Locate every line in the listing that contains the string "atlantic", and copy each such line in full.

## Data for the task
========

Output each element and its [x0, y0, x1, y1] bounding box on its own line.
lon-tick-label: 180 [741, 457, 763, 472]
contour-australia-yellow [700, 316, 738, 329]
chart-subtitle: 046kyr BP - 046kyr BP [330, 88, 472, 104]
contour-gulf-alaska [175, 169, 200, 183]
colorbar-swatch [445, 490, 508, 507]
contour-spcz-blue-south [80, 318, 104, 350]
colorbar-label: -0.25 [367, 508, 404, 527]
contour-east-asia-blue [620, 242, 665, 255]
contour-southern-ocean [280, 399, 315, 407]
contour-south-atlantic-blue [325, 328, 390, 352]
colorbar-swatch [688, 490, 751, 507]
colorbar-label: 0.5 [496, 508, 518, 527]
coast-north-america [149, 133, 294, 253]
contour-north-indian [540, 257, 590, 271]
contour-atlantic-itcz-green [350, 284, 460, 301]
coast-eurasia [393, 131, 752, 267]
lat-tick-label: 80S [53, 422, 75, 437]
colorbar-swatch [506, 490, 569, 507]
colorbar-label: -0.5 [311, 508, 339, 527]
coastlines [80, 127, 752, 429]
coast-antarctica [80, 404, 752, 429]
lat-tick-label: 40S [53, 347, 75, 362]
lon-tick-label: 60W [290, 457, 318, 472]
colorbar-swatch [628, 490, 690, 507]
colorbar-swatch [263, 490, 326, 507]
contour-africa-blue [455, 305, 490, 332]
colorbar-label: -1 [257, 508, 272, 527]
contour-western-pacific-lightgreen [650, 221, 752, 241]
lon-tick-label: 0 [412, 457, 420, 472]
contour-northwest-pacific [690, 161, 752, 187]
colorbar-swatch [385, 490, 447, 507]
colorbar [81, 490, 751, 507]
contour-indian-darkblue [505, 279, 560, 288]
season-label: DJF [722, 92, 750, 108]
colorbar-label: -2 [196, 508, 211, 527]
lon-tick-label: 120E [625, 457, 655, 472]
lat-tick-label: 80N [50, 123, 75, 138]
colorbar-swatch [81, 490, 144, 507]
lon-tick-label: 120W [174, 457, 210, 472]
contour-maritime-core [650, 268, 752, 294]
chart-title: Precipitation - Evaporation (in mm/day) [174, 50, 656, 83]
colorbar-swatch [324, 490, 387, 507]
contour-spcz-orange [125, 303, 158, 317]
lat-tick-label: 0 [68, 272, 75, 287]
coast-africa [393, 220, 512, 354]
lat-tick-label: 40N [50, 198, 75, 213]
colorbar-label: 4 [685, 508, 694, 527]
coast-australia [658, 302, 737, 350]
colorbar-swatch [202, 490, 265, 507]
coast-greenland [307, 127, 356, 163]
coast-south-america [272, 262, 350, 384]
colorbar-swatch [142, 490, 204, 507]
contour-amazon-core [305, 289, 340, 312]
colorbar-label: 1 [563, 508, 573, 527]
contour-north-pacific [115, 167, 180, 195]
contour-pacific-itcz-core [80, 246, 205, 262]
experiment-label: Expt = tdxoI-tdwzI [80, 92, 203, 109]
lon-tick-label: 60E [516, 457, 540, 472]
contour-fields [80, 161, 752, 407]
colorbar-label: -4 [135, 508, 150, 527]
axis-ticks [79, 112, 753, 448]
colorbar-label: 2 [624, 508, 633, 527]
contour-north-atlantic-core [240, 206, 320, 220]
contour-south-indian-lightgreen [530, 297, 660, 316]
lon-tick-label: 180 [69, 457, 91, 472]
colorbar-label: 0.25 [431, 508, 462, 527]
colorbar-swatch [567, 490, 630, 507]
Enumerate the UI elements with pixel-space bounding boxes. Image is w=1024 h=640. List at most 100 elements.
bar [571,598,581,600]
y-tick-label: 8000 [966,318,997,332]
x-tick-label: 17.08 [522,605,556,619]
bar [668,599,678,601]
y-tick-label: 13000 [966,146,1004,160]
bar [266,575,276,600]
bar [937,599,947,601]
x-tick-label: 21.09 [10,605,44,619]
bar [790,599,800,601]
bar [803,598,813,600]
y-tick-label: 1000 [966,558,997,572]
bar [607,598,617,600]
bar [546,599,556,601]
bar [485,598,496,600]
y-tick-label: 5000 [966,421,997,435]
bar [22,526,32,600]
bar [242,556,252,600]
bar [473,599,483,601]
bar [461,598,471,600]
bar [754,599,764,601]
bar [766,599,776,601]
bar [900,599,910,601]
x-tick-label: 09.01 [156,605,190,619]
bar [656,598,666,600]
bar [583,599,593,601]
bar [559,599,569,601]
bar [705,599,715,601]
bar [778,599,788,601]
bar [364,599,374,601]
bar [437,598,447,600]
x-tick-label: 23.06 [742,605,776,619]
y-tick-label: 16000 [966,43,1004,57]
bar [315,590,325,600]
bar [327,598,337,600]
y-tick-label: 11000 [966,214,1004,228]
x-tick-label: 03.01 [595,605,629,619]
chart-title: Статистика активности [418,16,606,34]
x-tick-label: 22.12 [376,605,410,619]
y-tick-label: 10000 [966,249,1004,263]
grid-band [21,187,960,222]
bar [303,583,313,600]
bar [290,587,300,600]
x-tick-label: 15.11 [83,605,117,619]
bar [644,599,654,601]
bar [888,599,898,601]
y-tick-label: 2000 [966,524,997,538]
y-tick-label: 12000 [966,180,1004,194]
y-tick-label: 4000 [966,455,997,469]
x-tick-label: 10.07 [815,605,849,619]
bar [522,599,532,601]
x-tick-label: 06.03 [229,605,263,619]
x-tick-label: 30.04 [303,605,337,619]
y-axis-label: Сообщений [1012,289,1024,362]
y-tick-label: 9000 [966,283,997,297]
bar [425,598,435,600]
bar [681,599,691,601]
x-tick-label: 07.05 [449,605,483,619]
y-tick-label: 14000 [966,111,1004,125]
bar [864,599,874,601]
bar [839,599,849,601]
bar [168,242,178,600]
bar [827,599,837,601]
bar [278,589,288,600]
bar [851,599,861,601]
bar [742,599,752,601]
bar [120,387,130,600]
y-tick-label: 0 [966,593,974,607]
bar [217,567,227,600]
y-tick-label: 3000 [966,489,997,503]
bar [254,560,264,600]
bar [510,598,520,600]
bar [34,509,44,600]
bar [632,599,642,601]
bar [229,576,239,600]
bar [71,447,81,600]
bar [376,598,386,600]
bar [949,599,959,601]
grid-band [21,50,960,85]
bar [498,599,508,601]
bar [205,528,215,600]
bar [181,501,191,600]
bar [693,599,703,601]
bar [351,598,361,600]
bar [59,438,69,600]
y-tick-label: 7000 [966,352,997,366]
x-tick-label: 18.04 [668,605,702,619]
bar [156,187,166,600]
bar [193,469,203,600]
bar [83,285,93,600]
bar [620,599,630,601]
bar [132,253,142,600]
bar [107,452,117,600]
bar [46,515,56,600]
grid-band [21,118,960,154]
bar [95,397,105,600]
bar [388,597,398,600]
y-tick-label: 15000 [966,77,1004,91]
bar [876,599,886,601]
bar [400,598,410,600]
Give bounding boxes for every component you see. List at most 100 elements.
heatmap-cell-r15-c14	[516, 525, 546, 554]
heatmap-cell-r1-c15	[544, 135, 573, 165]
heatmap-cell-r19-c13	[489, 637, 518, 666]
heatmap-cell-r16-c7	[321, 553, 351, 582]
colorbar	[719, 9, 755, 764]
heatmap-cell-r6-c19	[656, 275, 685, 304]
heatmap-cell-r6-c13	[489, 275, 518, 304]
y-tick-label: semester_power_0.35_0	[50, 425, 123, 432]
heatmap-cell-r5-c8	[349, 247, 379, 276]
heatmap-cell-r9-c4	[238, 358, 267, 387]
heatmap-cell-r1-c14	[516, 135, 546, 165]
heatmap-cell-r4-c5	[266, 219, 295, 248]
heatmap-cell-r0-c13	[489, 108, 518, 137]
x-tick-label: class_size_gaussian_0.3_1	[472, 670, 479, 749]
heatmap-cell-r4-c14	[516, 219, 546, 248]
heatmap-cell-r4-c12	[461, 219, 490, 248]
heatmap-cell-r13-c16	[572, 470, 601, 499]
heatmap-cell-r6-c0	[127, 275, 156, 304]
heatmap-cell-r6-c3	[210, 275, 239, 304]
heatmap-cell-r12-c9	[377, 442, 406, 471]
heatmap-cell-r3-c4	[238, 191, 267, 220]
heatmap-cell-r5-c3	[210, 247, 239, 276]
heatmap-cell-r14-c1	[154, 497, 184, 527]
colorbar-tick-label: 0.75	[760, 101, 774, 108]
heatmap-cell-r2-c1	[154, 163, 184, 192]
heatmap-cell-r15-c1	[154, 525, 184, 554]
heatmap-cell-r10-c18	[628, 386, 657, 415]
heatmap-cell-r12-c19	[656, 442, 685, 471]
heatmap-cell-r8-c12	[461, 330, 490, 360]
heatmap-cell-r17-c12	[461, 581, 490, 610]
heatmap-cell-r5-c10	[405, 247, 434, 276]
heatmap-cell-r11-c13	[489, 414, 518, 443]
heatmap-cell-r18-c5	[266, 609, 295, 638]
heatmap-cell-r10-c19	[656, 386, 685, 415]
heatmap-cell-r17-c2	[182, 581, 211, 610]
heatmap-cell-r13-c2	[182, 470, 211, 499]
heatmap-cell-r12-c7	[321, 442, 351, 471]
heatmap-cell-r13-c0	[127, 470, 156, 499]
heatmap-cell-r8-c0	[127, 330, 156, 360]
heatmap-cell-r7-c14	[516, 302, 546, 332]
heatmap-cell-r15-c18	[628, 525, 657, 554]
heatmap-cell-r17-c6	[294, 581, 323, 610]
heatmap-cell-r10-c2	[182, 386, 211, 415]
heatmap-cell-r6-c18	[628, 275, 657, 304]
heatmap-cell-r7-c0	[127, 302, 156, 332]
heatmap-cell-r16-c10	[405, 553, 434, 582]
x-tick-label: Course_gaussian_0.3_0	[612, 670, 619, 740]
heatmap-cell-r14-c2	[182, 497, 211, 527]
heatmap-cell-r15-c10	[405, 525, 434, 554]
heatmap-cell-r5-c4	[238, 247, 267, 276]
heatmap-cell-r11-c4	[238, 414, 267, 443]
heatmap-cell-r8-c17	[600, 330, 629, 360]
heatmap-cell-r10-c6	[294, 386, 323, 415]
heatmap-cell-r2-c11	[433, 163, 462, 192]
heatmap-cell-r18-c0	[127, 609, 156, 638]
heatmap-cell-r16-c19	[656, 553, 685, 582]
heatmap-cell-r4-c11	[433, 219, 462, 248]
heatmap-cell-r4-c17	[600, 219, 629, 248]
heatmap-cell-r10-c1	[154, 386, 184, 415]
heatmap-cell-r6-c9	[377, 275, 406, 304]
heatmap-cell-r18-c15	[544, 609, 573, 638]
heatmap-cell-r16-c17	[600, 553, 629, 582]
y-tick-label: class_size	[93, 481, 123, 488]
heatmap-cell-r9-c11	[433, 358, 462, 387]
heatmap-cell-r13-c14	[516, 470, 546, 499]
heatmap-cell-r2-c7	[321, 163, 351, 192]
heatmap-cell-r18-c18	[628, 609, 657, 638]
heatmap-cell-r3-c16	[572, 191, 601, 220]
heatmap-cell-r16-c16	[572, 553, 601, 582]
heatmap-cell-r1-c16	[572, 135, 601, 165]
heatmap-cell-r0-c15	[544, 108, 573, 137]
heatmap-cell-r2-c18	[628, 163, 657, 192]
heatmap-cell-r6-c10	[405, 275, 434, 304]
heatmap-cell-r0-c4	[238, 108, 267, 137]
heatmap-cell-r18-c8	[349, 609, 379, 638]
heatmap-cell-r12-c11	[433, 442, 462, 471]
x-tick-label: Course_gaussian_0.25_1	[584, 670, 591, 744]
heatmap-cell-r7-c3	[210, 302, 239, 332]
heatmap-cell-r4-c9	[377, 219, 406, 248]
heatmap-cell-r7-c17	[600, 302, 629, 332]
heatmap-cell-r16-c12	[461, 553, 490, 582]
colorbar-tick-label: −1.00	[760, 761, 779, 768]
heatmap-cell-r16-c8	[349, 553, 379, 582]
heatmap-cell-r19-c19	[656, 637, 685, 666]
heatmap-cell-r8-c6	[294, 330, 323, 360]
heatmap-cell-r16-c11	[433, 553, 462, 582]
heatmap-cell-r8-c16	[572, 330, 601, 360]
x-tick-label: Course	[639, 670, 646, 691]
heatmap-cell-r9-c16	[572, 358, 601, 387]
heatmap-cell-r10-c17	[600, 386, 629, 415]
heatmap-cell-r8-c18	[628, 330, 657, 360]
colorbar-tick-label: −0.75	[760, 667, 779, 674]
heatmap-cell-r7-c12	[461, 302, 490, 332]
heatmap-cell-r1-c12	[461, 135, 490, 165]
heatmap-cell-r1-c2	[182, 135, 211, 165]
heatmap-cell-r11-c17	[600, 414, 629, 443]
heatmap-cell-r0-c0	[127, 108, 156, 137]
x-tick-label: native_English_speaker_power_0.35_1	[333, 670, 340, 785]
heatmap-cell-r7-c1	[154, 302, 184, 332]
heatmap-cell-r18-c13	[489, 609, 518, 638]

========

## Exercise answer
contour-south-atlantic-blue [325, 328, 390, 352]
contour-atlantic-itcz-green [350, 284, 460, 301]
contour-north-atlantic-core [240, 206, 320, 220]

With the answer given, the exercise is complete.